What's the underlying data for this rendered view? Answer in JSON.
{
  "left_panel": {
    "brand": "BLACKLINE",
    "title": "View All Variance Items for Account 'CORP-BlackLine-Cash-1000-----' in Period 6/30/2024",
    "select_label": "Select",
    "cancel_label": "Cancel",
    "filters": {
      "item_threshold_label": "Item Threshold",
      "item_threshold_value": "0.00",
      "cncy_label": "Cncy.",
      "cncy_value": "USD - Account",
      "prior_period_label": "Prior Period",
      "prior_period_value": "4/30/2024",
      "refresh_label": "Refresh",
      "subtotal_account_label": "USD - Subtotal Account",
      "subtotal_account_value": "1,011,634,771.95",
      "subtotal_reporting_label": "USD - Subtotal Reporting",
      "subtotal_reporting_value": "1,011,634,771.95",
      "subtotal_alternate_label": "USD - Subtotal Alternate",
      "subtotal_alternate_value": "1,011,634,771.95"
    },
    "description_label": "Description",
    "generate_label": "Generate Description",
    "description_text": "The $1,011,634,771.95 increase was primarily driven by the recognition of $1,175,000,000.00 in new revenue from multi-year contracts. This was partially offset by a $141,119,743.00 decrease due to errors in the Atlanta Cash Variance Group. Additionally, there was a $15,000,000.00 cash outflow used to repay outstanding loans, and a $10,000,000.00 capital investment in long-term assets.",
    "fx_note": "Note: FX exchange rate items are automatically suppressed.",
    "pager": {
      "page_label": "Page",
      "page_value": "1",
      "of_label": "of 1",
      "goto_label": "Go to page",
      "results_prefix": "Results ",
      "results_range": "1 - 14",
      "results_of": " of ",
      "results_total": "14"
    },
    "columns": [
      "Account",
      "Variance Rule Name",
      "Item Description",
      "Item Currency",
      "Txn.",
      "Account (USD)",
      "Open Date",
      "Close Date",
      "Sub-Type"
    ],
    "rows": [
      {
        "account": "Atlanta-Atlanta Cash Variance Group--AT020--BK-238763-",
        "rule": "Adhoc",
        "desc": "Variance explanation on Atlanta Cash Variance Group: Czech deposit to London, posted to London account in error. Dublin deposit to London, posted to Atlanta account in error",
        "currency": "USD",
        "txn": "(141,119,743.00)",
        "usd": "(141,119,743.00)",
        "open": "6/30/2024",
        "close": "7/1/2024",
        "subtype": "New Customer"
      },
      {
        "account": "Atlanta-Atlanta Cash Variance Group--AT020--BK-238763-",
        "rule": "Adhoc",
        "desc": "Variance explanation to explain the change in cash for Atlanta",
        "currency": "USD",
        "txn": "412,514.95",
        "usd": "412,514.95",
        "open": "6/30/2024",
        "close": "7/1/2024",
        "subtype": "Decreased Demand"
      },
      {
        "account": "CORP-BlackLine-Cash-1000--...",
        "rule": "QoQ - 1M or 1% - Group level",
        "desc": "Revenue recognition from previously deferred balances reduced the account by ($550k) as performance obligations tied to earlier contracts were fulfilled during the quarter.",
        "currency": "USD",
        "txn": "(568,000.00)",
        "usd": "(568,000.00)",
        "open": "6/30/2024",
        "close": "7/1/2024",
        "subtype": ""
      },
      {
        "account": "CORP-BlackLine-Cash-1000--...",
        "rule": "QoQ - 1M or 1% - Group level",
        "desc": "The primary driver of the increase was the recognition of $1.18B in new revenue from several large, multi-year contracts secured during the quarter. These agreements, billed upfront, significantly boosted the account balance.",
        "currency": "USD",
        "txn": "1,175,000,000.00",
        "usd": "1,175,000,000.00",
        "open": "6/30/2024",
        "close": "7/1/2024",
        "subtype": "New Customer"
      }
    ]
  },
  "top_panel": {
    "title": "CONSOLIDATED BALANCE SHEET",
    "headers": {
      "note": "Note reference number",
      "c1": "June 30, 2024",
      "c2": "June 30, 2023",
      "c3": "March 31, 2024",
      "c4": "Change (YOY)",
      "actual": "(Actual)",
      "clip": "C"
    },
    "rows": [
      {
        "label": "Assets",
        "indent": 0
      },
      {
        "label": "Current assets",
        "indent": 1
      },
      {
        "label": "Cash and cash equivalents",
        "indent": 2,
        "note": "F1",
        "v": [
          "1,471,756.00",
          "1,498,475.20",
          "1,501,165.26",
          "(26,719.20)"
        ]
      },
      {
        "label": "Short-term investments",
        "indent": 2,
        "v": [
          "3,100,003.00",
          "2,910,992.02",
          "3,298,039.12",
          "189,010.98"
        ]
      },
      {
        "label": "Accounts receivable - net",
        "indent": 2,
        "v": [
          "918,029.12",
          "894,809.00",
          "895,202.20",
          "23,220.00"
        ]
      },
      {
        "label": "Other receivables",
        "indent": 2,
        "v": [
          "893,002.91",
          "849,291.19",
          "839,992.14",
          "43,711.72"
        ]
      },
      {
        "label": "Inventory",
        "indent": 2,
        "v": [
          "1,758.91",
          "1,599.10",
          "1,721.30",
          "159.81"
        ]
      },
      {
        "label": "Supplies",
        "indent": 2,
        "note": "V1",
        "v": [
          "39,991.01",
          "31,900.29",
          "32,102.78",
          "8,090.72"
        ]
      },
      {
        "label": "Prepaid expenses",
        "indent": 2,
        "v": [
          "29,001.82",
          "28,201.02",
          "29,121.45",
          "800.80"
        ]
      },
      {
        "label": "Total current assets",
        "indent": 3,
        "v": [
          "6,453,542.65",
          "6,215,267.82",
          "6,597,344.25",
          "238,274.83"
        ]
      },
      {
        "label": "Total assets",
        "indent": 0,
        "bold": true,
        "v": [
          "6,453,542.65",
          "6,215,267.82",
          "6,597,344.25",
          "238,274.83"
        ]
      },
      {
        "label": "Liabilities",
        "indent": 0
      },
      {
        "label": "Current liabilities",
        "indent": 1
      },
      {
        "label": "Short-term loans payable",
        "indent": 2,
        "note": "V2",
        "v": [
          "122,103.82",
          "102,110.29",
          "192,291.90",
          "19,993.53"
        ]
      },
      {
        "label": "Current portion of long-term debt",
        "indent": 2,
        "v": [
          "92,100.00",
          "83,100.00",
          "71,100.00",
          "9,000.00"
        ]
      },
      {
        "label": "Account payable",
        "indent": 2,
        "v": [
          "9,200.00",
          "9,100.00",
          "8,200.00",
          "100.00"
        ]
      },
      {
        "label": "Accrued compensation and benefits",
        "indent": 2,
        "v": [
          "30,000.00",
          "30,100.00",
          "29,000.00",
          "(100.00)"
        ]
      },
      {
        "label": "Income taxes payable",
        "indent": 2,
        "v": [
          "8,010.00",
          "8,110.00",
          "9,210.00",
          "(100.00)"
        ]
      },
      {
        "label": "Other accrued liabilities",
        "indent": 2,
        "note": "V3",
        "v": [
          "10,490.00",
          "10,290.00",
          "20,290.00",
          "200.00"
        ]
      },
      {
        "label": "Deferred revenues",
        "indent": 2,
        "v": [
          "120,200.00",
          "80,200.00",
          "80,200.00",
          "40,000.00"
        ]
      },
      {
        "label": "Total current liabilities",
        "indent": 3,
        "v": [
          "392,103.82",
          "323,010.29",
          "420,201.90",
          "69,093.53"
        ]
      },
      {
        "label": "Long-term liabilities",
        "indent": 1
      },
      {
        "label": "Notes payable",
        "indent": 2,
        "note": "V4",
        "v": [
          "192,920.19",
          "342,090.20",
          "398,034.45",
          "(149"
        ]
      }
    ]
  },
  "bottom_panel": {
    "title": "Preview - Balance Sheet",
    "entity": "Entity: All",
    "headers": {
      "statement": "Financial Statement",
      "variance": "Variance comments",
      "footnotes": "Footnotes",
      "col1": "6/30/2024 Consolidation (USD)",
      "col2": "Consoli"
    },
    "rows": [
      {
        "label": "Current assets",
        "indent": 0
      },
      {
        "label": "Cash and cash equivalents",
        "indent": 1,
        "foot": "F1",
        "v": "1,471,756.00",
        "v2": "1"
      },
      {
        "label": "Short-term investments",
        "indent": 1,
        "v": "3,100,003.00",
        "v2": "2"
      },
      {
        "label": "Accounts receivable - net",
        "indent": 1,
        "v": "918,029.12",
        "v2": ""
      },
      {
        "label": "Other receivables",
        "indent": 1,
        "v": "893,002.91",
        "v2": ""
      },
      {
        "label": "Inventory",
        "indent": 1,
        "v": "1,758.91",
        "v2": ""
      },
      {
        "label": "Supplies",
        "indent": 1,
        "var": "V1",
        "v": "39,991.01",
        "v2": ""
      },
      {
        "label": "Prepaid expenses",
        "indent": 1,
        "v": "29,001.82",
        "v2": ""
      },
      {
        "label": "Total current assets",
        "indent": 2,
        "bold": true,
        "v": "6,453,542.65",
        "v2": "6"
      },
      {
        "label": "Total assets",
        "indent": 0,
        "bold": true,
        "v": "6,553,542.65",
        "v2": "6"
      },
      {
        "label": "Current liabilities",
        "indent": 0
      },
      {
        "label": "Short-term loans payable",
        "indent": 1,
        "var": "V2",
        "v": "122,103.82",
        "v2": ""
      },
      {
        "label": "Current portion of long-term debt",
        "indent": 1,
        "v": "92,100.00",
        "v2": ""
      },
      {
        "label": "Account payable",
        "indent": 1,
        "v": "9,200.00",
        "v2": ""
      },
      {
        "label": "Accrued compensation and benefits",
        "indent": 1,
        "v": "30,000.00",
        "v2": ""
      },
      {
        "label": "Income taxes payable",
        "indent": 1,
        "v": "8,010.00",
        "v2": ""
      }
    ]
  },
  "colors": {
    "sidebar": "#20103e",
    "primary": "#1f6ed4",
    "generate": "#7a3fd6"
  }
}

....

| Goal |
Search the data for the string "increase" and copy each line where it appears.

| Solution |
    "description_text": "The $1,011,634,771.95 increase was primarily driven by the recognition of $1,175,000,000.00 in new revenue from multi-year contracts. This was partially offset by a $141,119,743.00 decrease due to errors in the Atlanta Cash Variance Group. Additionally, there was a $15,000,000.00 cash outflow used to repay outstanding loans, and a $10,000,000.00 capital investment in long-term assets.",
        "desc": "The primary driver of the increase was the recognition of $1.18B in new revenue from several large, multi-year contracts secured during the quarter. These agreements, billed upfront, significantly boosted the account balance.",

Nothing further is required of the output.